*PROBLEM SET:*
(A) Retype the passage of the Patreon article below between "Simon Owens, whose" and "private Facebook group.", inclusive, with no changes.
(B) Extend the article on how creatives can earn a living through Patreon, starting after its last sentence.

*SOURCE TEXT:*
----

How Creatives Can Earn a Living Through Patreon

TechCo is a site for startups and entrepreneurs, and that means we love covering the entire grueling process of starting a business, from brainstorming with your coworkers to tackling international expansion. It’s a tough journey fit only for those with the energy, vision, and ego to work themselves to the top of a fully functioning company. And for decades, that was the only way to be free to run a business the way you wanted.

But times have changed. Now, with the rise of the subscription model and the handy infrastructure offered by sites like Patreon, individuals can devote all their energy to creating a valuable ongoing product. It’s easier than ever to strike out on your own. But that doesn’t mean it’s easy.

Simon Owens, whose career has taken him from journalist to content marketer, is hoping to survive as an independent journalist covering the intersection of tech and media. His just-launched Patreon page offers two tiers: Those interested in learning more about marketing online can pay four dollars a month to get a 1,500-word feature article a week or can pay eight dollars a month to get both the articles and access to Simon through a private Facebook group.

----

*DATA SHOWN:*
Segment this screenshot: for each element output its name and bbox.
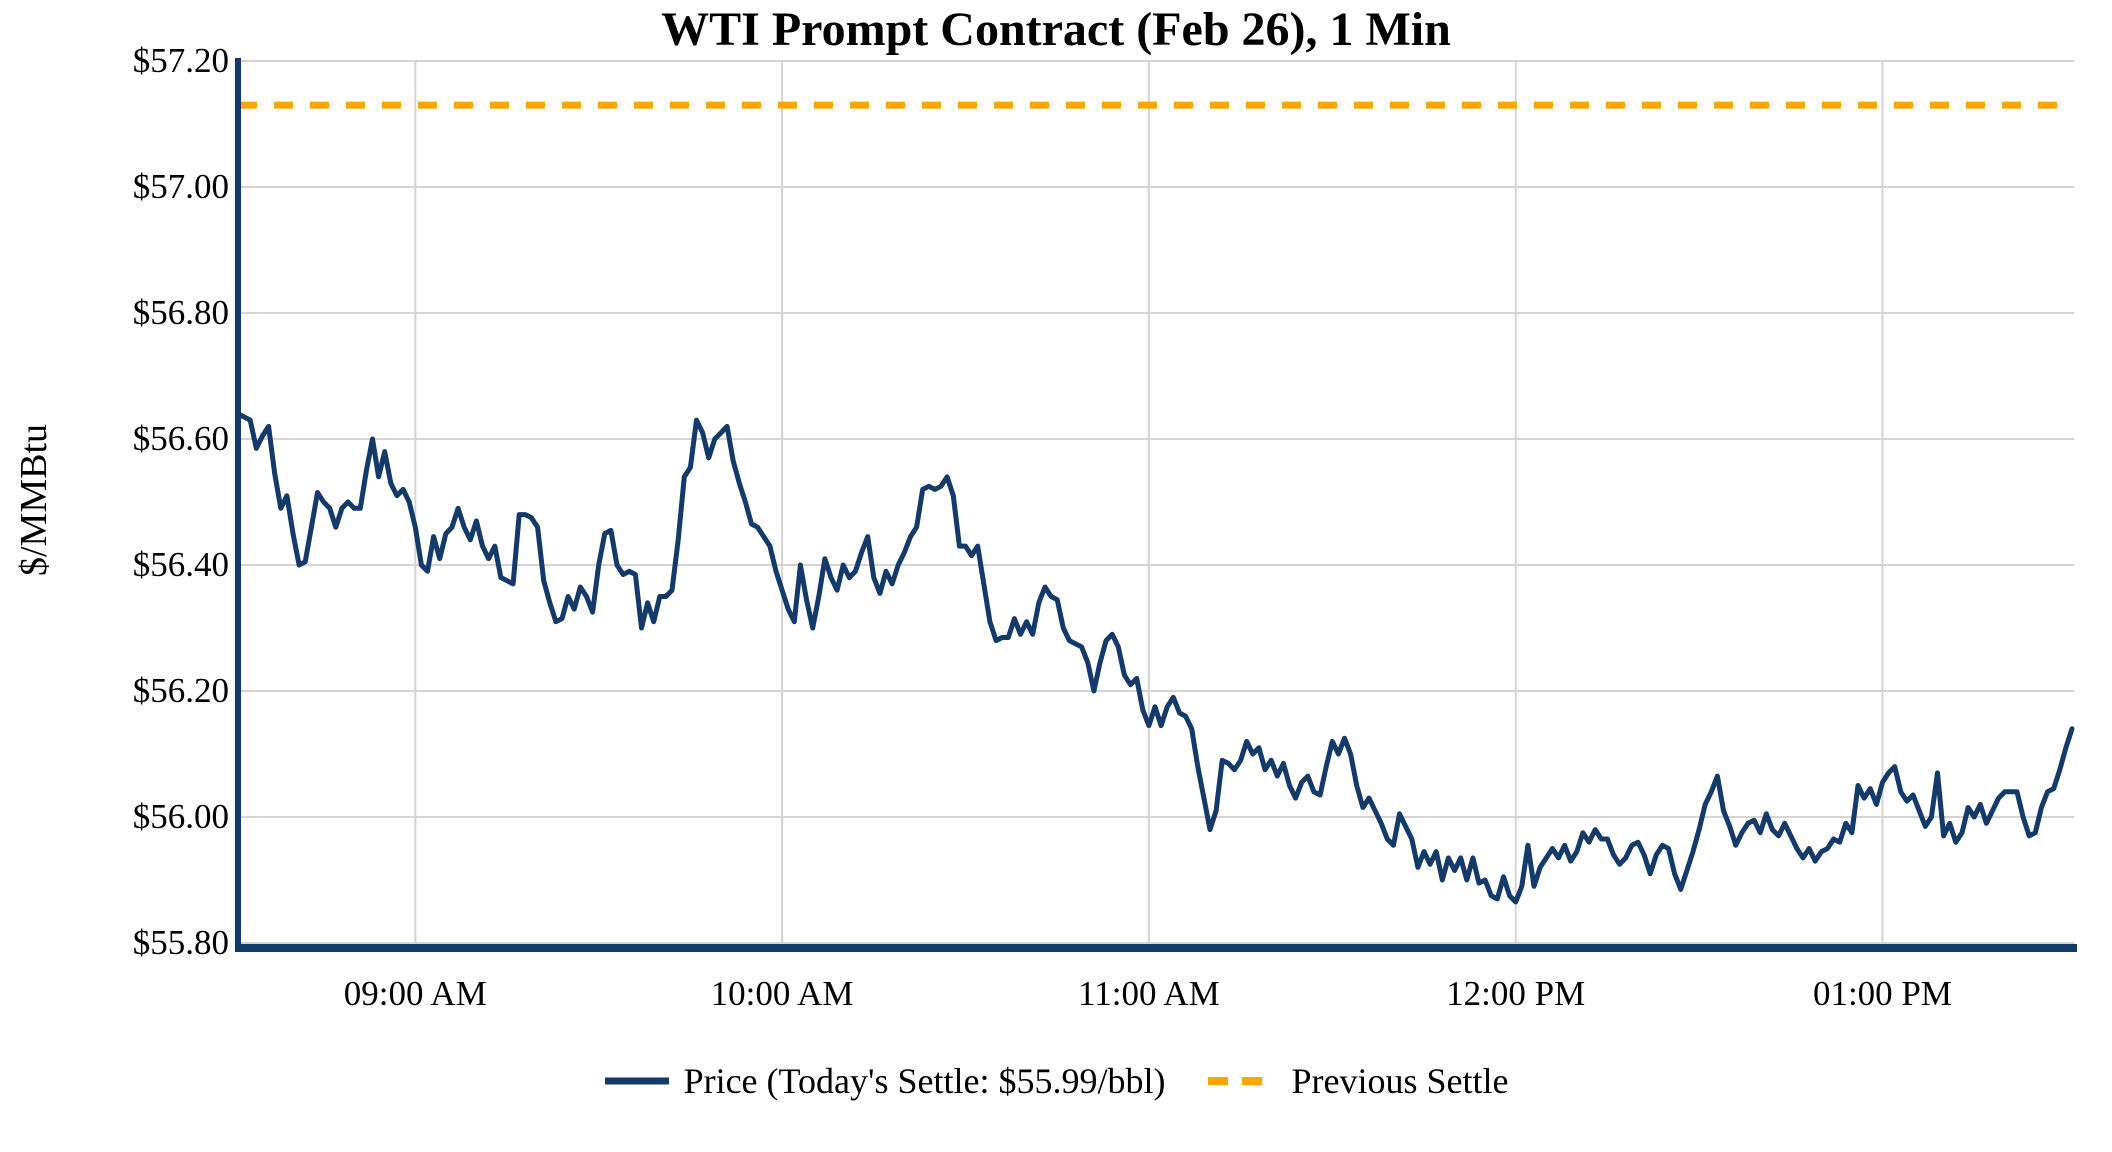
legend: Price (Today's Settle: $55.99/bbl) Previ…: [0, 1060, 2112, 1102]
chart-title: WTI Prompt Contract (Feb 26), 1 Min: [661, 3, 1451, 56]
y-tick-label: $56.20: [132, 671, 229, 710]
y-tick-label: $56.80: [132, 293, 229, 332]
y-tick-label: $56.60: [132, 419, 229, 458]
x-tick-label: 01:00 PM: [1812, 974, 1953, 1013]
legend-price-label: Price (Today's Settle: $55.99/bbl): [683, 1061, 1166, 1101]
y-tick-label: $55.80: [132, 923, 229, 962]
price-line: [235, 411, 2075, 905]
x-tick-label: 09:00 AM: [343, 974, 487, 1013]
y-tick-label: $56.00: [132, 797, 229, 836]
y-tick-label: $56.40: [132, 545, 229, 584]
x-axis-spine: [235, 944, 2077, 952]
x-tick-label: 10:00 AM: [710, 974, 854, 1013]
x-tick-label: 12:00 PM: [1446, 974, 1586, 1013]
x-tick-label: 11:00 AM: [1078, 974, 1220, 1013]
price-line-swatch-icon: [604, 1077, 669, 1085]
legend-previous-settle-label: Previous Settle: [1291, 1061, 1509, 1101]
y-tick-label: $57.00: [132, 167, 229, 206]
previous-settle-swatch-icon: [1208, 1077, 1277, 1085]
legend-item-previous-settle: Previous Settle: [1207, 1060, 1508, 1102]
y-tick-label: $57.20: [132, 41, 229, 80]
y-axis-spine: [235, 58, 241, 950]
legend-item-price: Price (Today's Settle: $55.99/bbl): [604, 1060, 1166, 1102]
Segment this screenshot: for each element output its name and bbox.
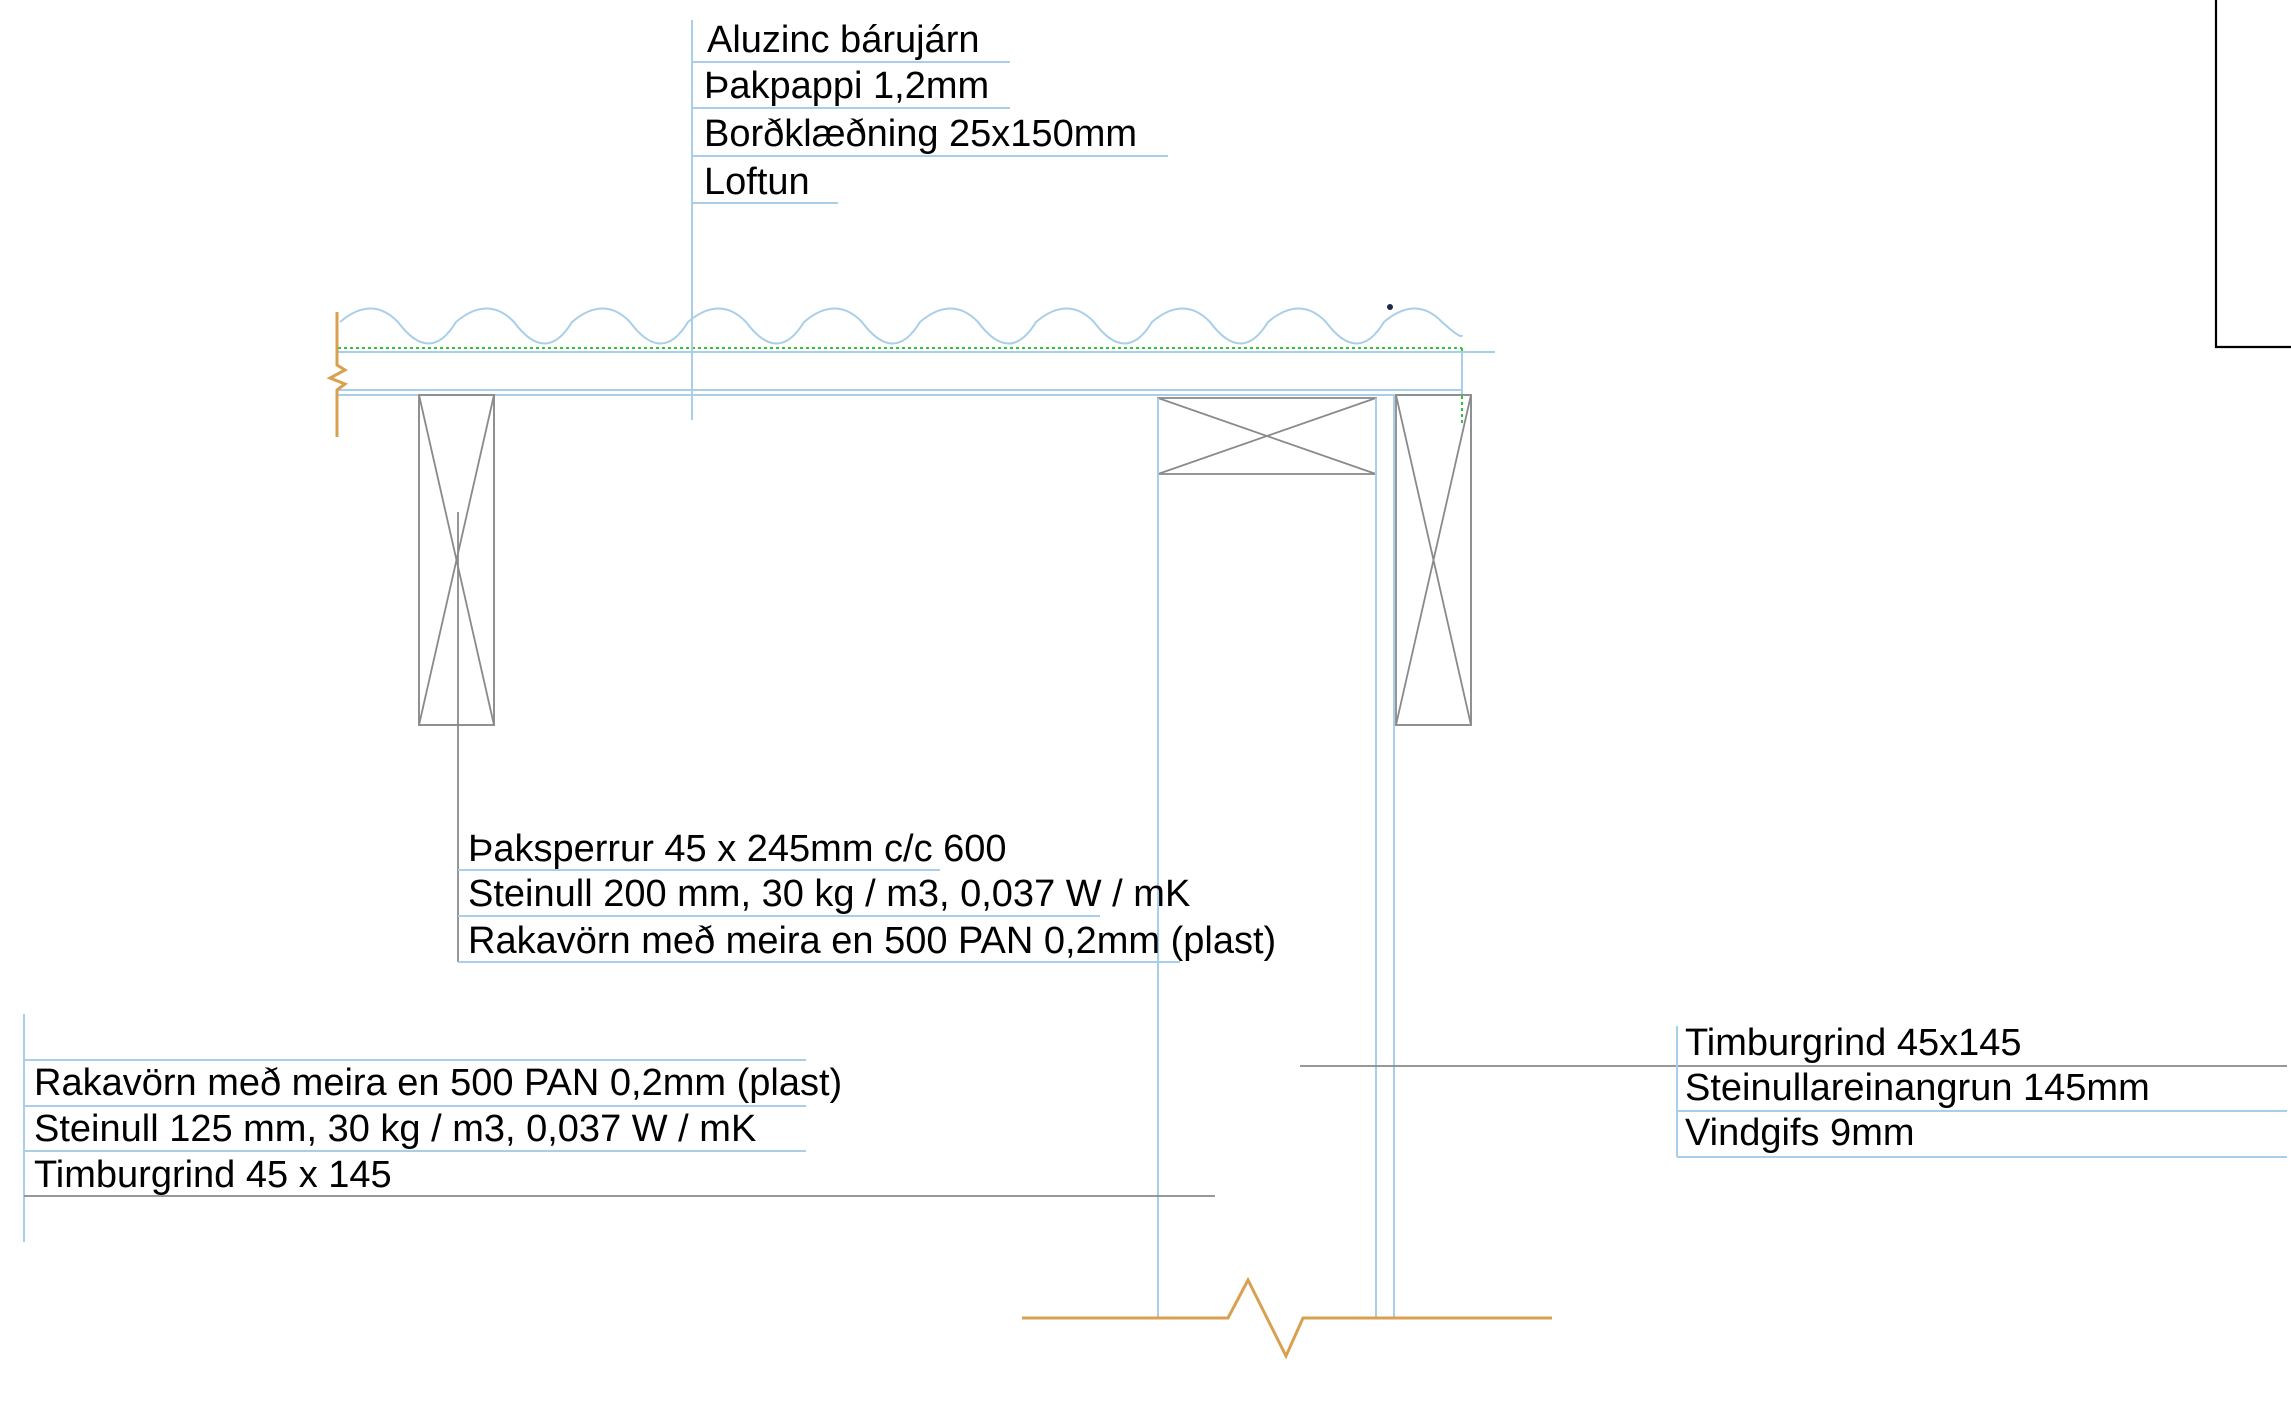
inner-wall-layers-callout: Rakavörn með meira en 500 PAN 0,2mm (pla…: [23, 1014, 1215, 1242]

----

*SOLVED TASKS:*
(A)
Simon Owens, whose career has taken him from journalist to content marketer, is hoping to survive as an independent journalist covering the intersection of tech and media. His just-launched Patreon page offers two tiers: Those interested in learning more about marketing online can pay four dollars a month to get a 1,500-word feature article a week or can pay eight dollars a month to get both the articles and access to Simon through a private Facebook group.

(B)
I reached out to Simon to discuss the proper way to launch a subscription membership through Patreon. Here’s the media analyst on what people want to pay for, how creatives and industry experts can succeed on Patreon, and what this revenue model means for the future of journalism on the whole.

Simon Owens

Could you talk more on what makes people pay for content? You’ve mentioned two traits in the past: The content must be both original and must help people at their jobs.

Yeah, so as I geared up for this launch I did a lot of research into models that involved readers/fans paying for content, and this theme of helping people in their careers was consistent. I was listening to a podcast interview with Ben Thompson, who launched a successful pay model for his blog Stratechery, and he ascribed a lot of his success to his writing being valued by those who actually work in the tech industry. And if you look at a lot of successful digital pay models — from the Wall Street Journal’s to Politico Pro’s — you’ll see people paying (sometimes a significant amount of money) for industry-related information.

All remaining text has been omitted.